• _Written task_
Write out the listing beneath this instruction in its entirety, exactly as it reads.

• _Material provided_
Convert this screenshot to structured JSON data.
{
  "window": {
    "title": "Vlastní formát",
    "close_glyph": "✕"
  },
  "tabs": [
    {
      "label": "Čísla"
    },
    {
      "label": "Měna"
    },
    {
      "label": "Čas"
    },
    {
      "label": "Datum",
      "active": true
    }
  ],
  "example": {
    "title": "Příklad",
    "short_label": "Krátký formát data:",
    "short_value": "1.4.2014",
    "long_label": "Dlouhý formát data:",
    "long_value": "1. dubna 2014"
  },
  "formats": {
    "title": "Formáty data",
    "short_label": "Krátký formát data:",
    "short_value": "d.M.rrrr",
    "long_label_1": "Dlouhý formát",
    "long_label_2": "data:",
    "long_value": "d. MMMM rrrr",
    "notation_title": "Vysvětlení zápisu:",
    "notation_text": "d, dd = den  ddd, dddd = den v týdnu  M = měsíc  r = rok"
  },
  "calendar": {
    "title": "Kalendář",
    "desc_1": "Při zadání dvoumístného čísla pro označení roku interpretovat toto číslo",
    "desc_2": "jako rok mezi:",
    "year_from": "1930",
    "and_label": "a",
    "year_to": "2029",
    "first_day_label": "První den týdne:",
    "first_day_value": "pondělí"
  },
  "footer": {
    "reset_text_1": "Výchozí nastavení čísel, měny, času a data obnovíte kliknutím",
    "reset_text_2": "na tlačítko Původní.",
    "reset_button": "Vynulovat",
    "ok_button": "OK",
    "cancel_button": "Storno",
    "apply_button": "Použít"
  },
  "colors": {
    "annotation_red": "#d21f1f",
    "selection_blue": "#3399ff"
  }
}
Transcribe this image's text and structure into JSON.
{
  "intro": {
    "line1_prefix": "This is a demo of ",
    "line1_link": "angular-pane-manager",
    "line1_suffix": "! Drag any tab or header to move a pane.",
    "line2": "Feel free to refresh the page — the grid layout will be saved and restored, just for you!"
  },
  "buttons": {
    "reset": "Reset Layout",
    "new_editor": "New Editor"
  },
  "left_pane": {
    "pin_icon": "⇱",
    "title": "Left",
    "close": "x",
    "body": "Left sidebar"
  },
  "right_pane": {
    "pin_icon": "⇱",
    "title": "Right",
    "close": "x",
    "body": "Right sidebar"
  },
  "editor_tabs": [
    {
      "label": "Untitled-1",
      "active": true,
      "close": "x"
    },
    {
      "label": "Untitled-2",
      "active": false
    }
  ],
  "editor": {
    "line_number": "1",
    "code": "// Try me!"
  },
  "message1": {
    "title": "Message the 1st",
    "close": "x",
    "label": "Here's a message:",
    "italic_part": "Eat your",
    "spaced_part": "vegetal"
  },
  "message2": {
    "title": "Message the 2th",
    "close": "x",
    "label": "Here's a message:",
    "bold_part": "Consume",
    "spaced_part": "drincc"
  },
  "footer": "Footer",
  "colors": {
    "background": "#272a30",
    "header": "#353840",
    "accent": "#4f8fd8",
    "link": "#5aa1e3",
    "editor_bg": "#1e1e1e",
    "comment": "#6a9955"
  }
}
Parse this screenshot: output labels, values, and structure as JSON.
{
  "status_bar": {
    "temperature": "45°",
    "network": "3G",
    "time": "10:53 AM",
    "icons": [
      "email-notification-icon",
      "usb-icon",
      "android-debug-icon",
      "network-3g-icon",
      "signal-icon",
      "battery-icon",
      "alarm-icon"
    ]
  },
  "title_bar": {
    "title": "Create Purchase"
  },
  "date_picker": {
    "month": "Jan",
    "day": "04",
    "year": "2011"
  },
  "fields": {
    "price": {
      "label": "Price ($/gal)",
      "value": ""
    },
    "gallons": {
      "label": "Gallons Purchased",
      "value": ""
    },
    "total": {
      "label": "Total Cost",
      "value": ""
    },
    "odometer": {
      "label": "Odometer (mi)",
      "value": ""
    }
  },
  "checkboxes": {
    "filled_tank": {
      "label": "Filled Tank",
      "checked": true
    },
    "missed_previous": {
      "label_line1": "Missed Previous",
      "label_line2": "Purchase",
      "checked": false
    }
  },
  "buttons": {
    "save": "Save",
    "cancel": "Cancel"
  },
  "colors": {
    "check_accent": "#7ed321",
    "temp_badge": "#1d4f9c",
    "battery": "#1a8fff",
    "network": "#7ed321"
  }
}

• _Solution below_
Convert this screenshot to structured JSON data.
{
  "window": {
    "title": "Vlastní formát",
    "close_glyph": "✕"
  },
  "tabs": [
    {
      "label": "Čísla"
    },
    {
      "label": "Měna"
    },
    {
      "label": "Čas"
    },
    {
      "label": "Datum",
      "active": true
    }
  ],
  "example": {
    "title": "Příklad",
    "short_label": "Krátký formát data:",
    "short_value": "1.4.2014",
    "long_label": "Dlouhý formát data:",
    "long_value": "1. dubna 2014"
  },
  "formats": {
    "title": "Formáty data",
    "short_label": "Krátký formát data:",
    "short_value": "d.M.rrrr",
    "long_label_1": "Dlouhý formát",
    "long_label_2": "data:",
    "long_value": "d. MMMM rrrr",
    "notation_title": "Vysvětlení zápisu:",
    "notation_text": "d, dd = den  ddd, dddd = den v týdnu  M = měsíc  r = rok"
  },
  "calendar": {
    "title": "Kalendář",
    "desc_1": "Při zadání dvoumístného čísla pro označení roku interpretovat toto číslo",
    "desc_2": "jako rok mezi:",
    "year_from": "1930",
    "and_label": "a",
    "year_to": "2029",
    "first_day_label": "První den týdne:",
    "first_day_value": "pondělí"
  },
  "footer": {
    "reset_text_1": "Výchozí nastavení čísel, měny, času a data obnovíte kliknutím",
    "reset_text_2": "na tlačítko Původní.",
    "reset_button": "Vynulovat",
    "ok_button": "OK",
    "cancel_button": "Storno",
    "apply_button": "Použít"
  },
  "colors": {
    "annotation_red": "#d21f1f",
    "selection_blue": "#3399ff"
  }
}
Transcribe this image's text and structure into JSON.
{
  "intro": {
    "line1_prefix": "This is a demo of ",
    "line1_link": "angular-pane-manager",
    "line1_suffix": "! Drag any tab or header to move a pane.",
    "line2": "Feel free to refresh the page — the grid layout will be saved and restored, just for you!"
  },
  "buttons": {
    "reset": "Reset Layout",
    "new_editor": "New Editor"
  },
  "left_pane": {
    "pin_icon": "⇱",
    "title": "Left",
    "close": "x",
    "body": "Left sidebar"
  },
  "right_pane": {
    "pin_icon": "⇱",
    "title": "Right",
    "close": "x",
    "body": "Right sidebar"
  },
  "editor_tabs": [
    {
      "label": "Untitled-1",
      "active": true,
      "close": "x"
    },
    {
      "label": "Untitled-2",
      "active": false
    }
  ],
  "editor": {
    "line_number": "1",
    "code": "// Try me!"
  },
  "message1": {
    "title": "Message the 1st",
    "close": "x",
    "label": "Here's a message:",
    "italic_part": "Eat your",
    "spaced_part": "vegetal"
  },
  "message2": {
    "title": "Message the 2th",
    "close": "x",
    "label": "Here's a message:",
    "bold_part": "Consume",
    "spaced_part": "drincc"
  },
  "footer": "Footer",
  "colors": {
    "background": "#272a30",
    "header": "#353840",
    "accent": "#4f8fd8",
    "link": "#5aa1e3",
    "editor_bg": "#1e1e1e",
    "comment": "#6a9955"
  }
}
Parse this screenshot: output labels, values, and structure as JSON.
{
  "status_bar": {
    "temperature": "45°",
    "network": "3G",
    "time": "10:53 AM",
    "icons": [
      "email-notification-icon",
      "usb-icon",
      "android-debug-icon",
      "network-3g-icon",
      "signal-icon",
      "battery-icon",
      "alarm-icon"
    ]
  },
  "title_bar": {
    "title": "Create Purchase"
  },
  "date_picker": {
    "month": "Jan",
    "day": "04",
    "year": "2011"
  },
  "fields": {
    "price": {
      "label": "Price ($/gal)",
      "value": ""
    },
    "gallons": {
      "label": "Gallons Purchased",
      "value": ""
    },
    "total": {
      "label": "Total Cost",
      "value": ""
    },
    "odometer": {
      "label": "Odometer (mi)",
      "value": ""
    }
  },
  "checkboxes": {
    "filled_tank": {
      "label": "Filled Tank",
      "checked": true
    },
    "missed_previous": {
      "label_line1": "Missed Previous",
      "label_line2": "Purchase",
      "checked": false
    }
  },
  "buttons": {
    "save": "Save",
    "cancel": "Cancel"
  },
  "colors": {
    "check_accent": "#7ed321",
    "temp_badge": "#1d4f9c",
    "battery": "#1a8fff",
    "network": "#7ed321"
  }
}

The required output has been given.